*Passage to read*
===============

Weeks of pregnancy were calculated beginning with the date of the LMP, and women entered analysis at the gestational week after their enrollment (eg, a woman who enrolled on day 2 of gestational week 5 would enter analysis at gestational week 6). Participants contributed to analysis risk sets until an outcome occurred or loss to follow-up. All participants were censored at week 20 if an outcome or loss to follow-up had not yet occurred.
Because bleeding episodes are considered a marker of a pregnancy at risk, the effect of a bleeding episode was considered to extend indefinitely during the pregnancy (eg, if bleeding occurred at week 5, a woman was entered as having bleeding in all subsequent weeks).
We conducted both unadjusted and adjusted analyses. In adjusted analyses, we controlled for maternal age, prior miscarriage, and maternal smoking status. Women who reported smoking during pregnancy were identified as smokers. Estimates for any bleeding and heaviness of bleeding (none, spotting, light, heavy) were calculated. In the hazard model, the heaviest episode before each analysis week was used to define heaviness (eg, if a woman had light bleeding in week 6, heavy bleeding in week 8, and light bleeding in week 10, she initially would be coded none, then light, then heavy, which then would remain despite the subsequent light bleed).

===============

*Provided records*
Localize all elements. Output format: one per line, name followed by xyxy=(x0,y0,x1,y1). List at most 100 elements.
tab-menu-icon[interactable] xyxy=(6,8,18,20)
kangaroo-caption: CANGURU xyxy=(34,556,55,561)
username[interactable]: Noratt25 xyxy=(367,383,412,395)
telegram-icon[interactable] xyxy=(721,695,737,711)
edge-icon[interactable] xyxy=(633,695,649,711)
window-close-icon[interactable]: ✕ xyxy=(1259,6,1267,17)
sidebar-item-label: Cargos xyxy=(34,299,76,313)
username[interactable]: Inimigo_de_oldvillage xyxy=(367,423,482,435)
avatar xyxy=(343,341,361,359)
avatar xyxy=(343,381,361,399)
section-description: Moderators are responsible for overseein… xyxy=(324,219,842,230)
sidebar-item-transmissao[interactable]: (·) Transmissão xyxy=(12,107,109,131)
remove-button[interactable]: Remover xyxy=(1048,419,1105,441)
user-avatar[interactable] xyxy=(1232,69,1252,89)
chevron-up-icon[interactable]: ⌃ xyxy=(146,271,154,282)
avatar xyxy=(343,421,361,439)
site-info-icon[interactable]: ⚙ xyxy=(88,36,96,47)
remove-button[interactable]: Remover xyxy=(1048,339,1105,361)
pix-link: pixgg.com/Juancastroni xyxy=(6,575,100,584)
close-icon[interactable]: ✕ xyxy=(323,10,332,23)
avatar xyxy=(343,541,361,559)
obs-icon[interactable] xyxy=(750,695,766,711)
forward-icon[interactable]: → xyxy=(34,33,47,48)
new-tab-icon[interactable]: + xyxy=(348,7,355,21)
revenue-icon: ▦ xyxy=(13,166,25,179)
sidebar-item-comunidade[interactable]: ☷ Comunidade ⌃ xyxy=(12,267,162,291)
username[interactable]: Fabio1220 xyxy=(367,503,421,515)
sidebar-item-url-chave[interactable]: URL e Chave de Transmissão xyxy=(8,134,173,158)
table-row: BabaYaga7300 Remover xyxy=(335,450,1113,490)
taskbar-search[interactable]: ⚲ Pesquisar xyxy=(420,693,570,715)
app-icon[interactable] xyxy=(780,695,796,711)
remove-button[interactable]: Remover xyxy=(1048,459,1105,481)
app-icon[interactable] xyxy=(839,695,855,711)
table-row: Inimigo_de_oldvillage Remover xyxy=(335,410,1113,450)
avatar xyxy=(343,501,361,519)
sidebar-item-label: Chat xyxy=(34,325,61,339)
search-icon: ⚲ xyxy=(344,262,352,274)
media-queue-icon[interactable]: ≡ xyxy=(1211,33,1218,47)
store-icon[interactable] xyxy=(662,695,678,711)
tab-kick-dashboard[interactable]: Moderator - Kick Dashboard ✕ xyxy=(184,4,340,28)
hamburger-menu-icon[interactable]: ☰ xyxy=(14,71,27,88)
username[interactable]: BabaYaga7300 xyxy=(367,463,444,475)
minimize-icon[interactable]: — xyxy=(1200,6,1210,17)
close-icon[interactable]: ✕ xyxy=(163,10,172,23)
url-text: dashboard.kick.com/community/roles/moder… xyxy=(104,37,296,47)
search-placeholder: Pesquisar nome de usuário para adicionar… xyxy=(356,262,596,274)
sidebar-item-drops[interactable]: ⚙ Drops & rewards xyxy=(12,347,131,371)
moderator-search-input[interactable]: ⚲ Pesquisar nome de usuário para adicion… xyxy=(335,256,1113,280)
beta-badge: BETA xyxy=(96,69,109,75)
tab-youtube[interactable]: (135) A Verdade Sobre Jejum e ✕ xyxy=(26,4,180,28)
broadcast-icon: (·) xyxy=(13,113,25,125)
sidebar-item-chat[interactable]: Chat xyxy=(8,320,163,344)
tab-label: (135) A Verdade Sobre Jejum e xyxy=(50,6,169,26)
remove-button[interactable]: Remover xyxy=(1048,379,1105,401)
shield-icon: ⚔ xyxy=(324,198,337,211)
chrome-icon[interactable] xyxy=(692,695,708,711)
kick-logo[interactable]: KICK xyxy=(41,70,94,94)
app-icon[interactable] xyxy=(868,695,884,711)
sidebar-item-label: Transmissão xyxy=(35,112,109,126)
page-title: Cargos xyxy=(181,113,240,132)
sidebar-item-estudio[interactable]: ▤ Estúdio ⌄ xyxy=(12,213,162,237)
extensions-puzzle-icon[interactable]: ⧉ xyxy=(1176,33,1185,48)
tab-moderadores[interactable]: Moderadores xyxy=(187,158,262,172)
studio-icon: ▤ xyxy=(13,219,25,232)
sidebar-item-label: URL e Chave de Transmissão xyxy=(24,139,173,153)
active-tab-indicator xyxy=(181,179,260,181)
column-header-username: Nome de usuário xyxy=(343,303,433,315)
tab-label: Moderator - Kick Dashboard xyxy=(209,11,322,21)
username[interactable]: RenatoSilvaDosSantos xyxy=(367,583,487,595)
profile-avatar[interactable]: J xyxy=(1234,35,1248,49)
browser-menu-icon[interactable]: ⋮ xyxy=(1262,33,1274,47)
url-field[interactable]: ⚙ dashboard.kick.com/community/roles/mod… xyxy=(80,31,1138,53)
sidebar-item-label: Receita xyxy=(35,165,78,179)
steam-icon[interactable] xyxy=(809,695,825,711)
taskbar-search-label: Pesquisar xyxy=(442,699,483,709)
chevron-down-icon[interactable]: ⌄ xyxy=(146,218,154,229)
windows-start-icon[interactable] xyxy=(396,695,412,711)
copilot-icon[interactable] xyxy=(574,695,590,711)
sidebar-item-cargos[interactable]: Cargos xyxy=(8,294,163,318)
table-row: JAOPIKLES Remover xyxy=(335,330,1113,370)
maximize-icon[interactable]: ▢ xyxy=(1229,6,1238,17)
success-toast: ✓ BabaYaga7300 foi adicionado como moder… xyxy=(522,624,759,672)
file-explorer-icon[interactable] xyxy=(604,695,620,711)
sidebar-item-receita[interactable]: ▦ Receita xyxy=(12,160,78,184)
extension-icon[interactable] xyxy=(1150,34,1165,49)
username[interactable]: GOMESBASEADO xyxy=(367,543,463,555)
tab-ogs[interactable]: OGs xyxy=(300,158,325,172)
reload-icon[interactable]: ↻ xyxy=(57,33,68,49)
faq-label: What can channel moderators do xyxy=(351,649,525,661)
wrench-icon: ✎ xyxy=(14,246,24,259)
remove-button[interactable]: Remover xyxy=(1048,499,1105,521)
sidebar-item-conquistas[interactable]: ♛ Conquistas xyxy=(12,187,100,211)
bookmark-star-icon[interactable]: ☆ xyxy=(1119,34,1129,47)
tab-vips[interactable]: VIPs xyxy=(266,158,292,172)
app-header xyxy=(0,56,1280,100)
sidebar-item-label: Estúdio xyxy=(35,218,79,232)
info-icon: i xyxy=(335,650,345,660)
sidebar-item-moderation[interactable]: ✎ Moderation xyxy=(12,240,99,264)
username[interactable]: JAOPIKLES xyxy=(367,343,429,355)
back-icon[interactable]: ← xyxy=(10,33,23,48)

===============

*Task goal*
Which categories of bleeding heaviness are listed in the passage on bleeding in early pregnancy?

*Solution*
None, spotting, light, and heavy.